Work required:
Quote the lines of the data below verbatim, beginning at the line that contains "Transcribe the text in this document." and ending at the last line, both included, and excluding pictures.

begin Raw data

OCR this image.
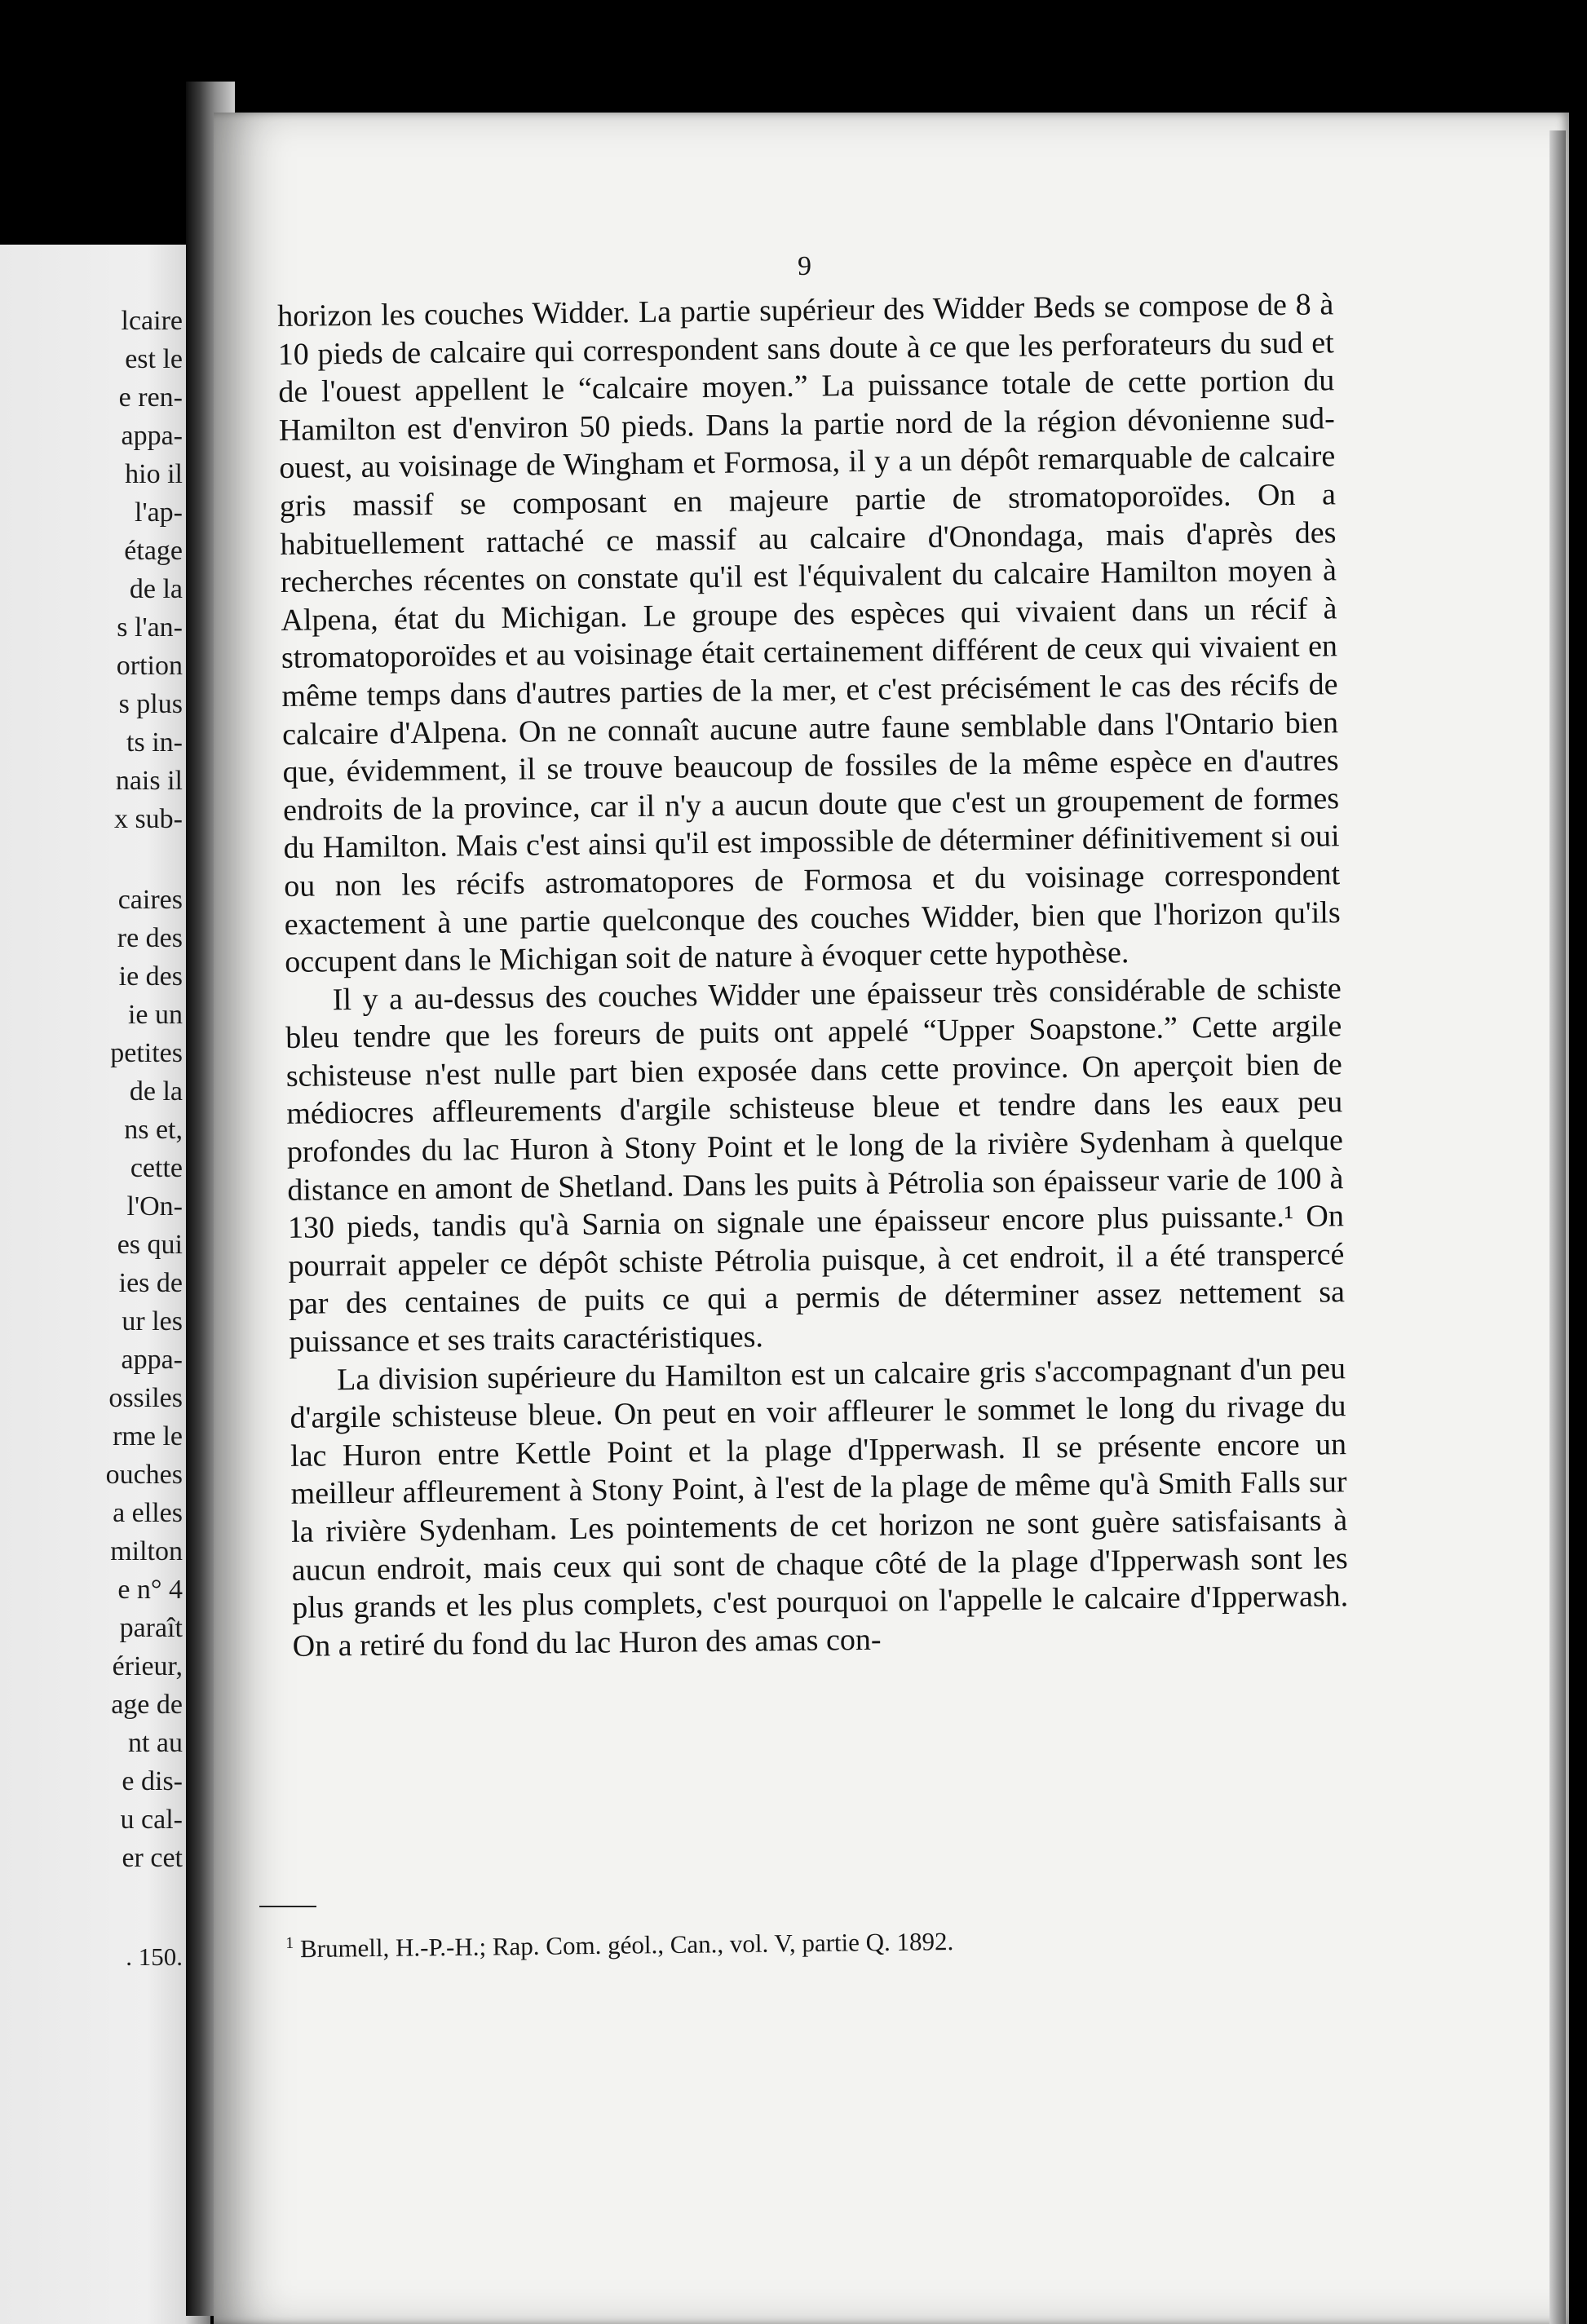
lcaire
est le
e ren-
appa-
hio il
l'ap-
étage
de la
s l'an-
ortion
s plus
ts in-
nais il
x sub-
caires
re des
ie des
ie un
petites
de la
ns et,
cette
l'On-
es qui
ies de
ur les
appa-
ossiles
rme le
ouches
a elles
milton
e n° 4
paraît
érieur,
age de
nt au
e dis-
u cal-
er cet
. 150.
9

horizon les couches Widder. La partie supérieur des Widder Beds se compose de 8 à 10 pieds de calcaire qui correspondent sans doute à ce que les perforateurs du sud et de l'ouest appellent le “calcaire moyen.” La puissance totale de cette portion du Hamilton est d'environ 50 pieds. Dans la partie nord de la région dévonienne sud-ouest, au voisinage de Wingham et Formosa, il y a un dépôt remarquable de calcaire gris massif se composant en majeure partie de stromatoporoïdes. On a habituellement rattaché ce massif au calcaire d'Onondaga, mais d'après des recherches récentes on constate qu'il est l'équivalent du calcaire Hamilton moyen à Alpena, état du Michigan. Le groupe des espèces qui vivaient dans un récif à stromatoporoïdes et au voisinage était certainement différent de ceux qui vivaient en même temps dans d'autres parties de la mer, et c'est précisément le cas des récifs de calcaire d'Alpena. On ne connaît aucune autre faune semblable dans l'Ontario bien que, évidemment, il se trouve beaucoup de fossiles de la même espèce en d'autres endroits de la province, car il n'y a aucun doute que c'est un groupement de formes du Hamilton. Mais c'est ainsi qu'il est impossible de déterminer définitivement si oui ou non les récifs astromatopores de Formosa et du voisinage correspondent exactement à une partie quelconque des couches Widder, bien que l'horizon qu'ils occupent dans le Michigan soit de nature à évoquer cette hypothèse.

Il y a au-dessus des couches Widder une épaisseur très considérable de schiste bleu tendre que les foreurs de puits ont appelé “Upper Soapstone.” Cette argile schisteuse n'est nulle part bien exposée dans cette province. On aperçoit bien de médiocres affleurements d'argile schisteuse bleue et tendre dans les eaux peu profondes du lac Huron à Stony Point et le long de la rivière Sydenham à quelque distance en amont de Shetland. Dans les puits à Pétrolia son épaisseur varie de 100 à 130 pieds, tandis qu'à Sarnia on signale une épaisseur encore plus puissante.¹ On pourrait appeler ce dépôt schiste Pétrolia puisque, à cet endroit, il a été transpercé par des centaines de puits ce qui a permis de déterminer assez nettement sa puissance et ses traits caractéristiques.

La division supérieure du Hamilton est un calcaire gris s'accompagnant d'un peu d'argile schisteuse bleue. On peut en voir affleurer le sommet le long du rivage du lac Huron entre Kettle Point et la plage d'Ipperwash. Il se présente encore un meilleur affleurement à Stony Point, à l'est de la plage de même qu'à Smith Falls sur la rivière Sydenham. Les pointements de cet horizon ne sont guère satisfaisants à aucun endroit, mais ceux qui sont de chaque côté de la plage d'Ipperwash sont les plus grands et les plus complets, c'est pourquoi on l'appelle le calcaire d'Ipperwash. On a retiré du fond du lac Huron des amas con-

$^1$ Brumell, H.-P.-H.; Rap. Com. géol., Can., vol. V, partie Q. 1892.
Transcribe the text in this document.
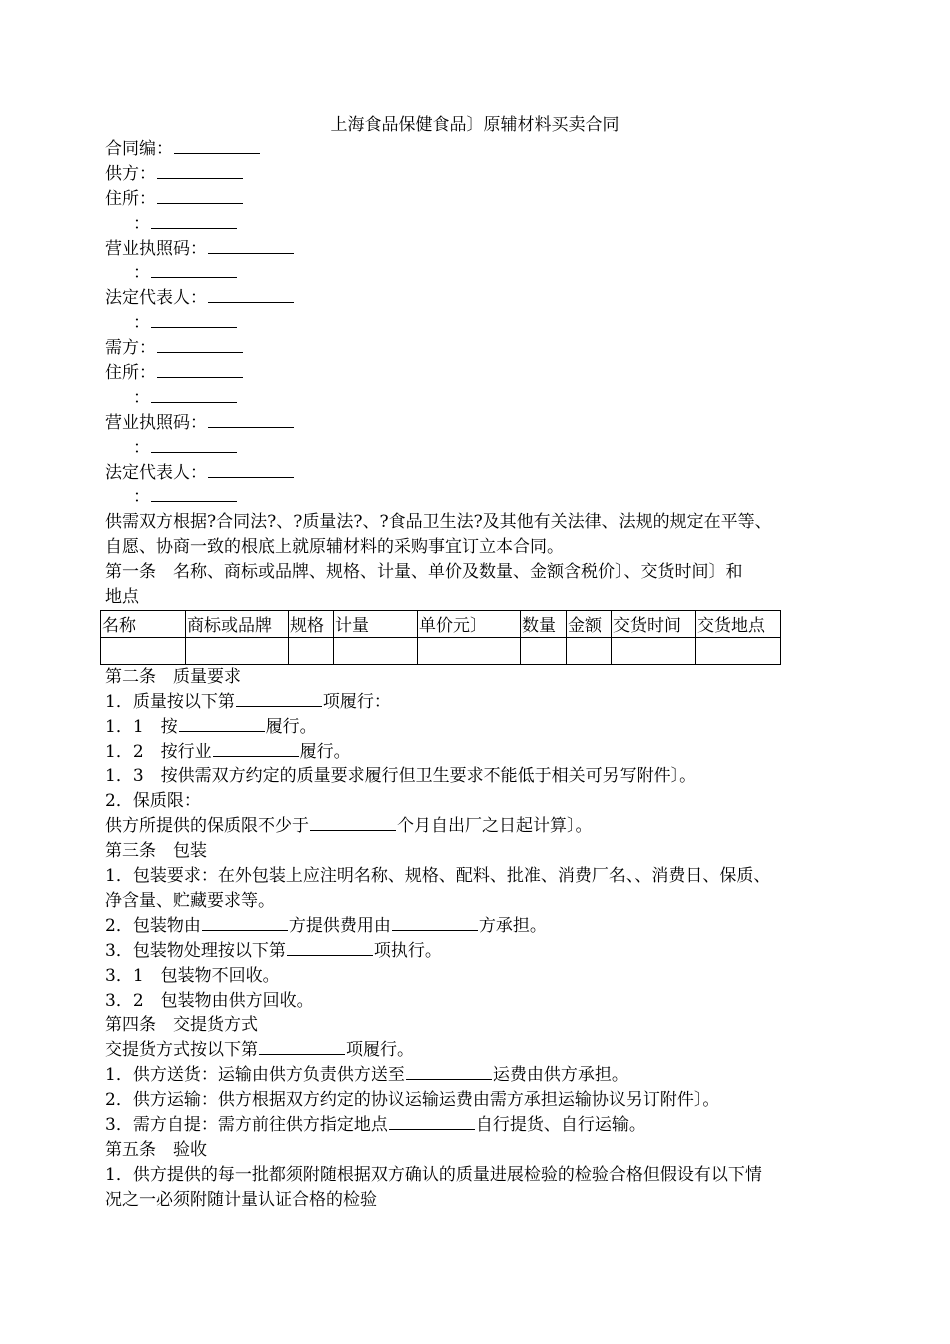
上海食品保健食品〕原辅材料买卖合同
合同编：
供方：
住所：
：
营业执照码：
：
法定代表人：
：
需方：
住所：
：
营业执照码：
：
法定代表人：
：
供需双方根据?合同法?、?质量法?、?食品卫生法?及其他有关法律、法规的规定在平等、
自愿、协商一致的根底上就原辅材料的采购事宜订立本合同。
第一条　名称、商标或品牌、规格、计量、单价及数量、金额含税价〕、交货时间〕和
地点
名称	商标或品牌	规格	计量	单价元〕	数量	金额	交货时间	交货地点

第二条　质量要求
1．质量按以下第	项履行：
1．1　按	履行。
1．2　按行业	履行。
1．3　按供需双方约定的质量要求履行但卫生要求不能低于相关可另写附件〕。
2．保质限：
供方所提供的保质限不少于	个月自出厂之日起计算〕。
第三条　包装
1．包装要求：在外包装上应注明名称、规格、配料、批准、消费厂名、、消费日、保质、
净含量、贮藏要求等。
2．包装物由	方提供费用由	方承担。
3．包装物处理按以下第	项执行。
3．1　包装物不回收。
3．2　包装物由供方回收。
第四条　交提货方式
交提货方式按以下第	项履行。
1．供方送货：运输由供方负责供方送至	运费由供方承担。
2．供方运输：供方根据双方约定的协议运输运费由需方承担运输协议另订附件〕。
3．需方自提：需方前往供方指定地点	自行提货、自行运输。
第五条　验收
1．供方提供的每一批都须附随根据双方确认的质量进展检验的检验合格但假设有以下情
况之一必须附随计量认证合格的检验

end Raw data

Full output:
Transcribe the text in this document.
上海食品保健食品〕原辅材料买卖合同
合同编：
供方：
住所：
：
营业执照码：
：
法定代表人：
：
需方：
住所：
：
营业执照码：
：
法定代表人：
：
供需双方根据?合同法?、?质量法?、?食品卫生法?及其他有关法律、法规的规定在平等、
自愿、协商一致的根底上就原辅材料的采购事宜订立本合同。
第一条　名称、商标或品牌、规格、计量、单价及数量、金额含税价〕、交货时间〕和
地点
名称	商标或品牌	规格	计量	单价元〕	数量	金额	交货时间	交货地点

第二条　质量要求
1．质量按以下第	项履行：
1．1　按	履行。
1．2　按行业	履行。
1．3　按供需双方约定的质量要求履行但卫生要求不能低于相关可另写附件〕。
2．保质限：
供方所提供的保质限不少于	个月自出厂之日起计算〕。
第三条　包装
1．包装要求：在外包装上应注明名称、规格、配料、批准、消费厂名、、消费日、保质、
净含量、贮藏要求等。
2．包装物由	方提供费用由	方承担。
3．包装物处理按以下第	项执行。
3．1　包装物不回收。
3．2　包装物由供方回收。
第四条　交提货方式
交提货方式按以下第	项履行。
1．供方送货：运输由供方负责供方送至	运费由供方承担。
2．供方运输：供方根据双方约定的协议运输运费由需方承担运输协议另订附件〕。
3．需方自提：需方前往供方指定地点	自行提货、自行运输。
第五条　验收
1．供方提供的每一批都须附随根据双方确认的质量进展检验的检验合格但假设有以下情
况之一必须附随计量认证合格的检验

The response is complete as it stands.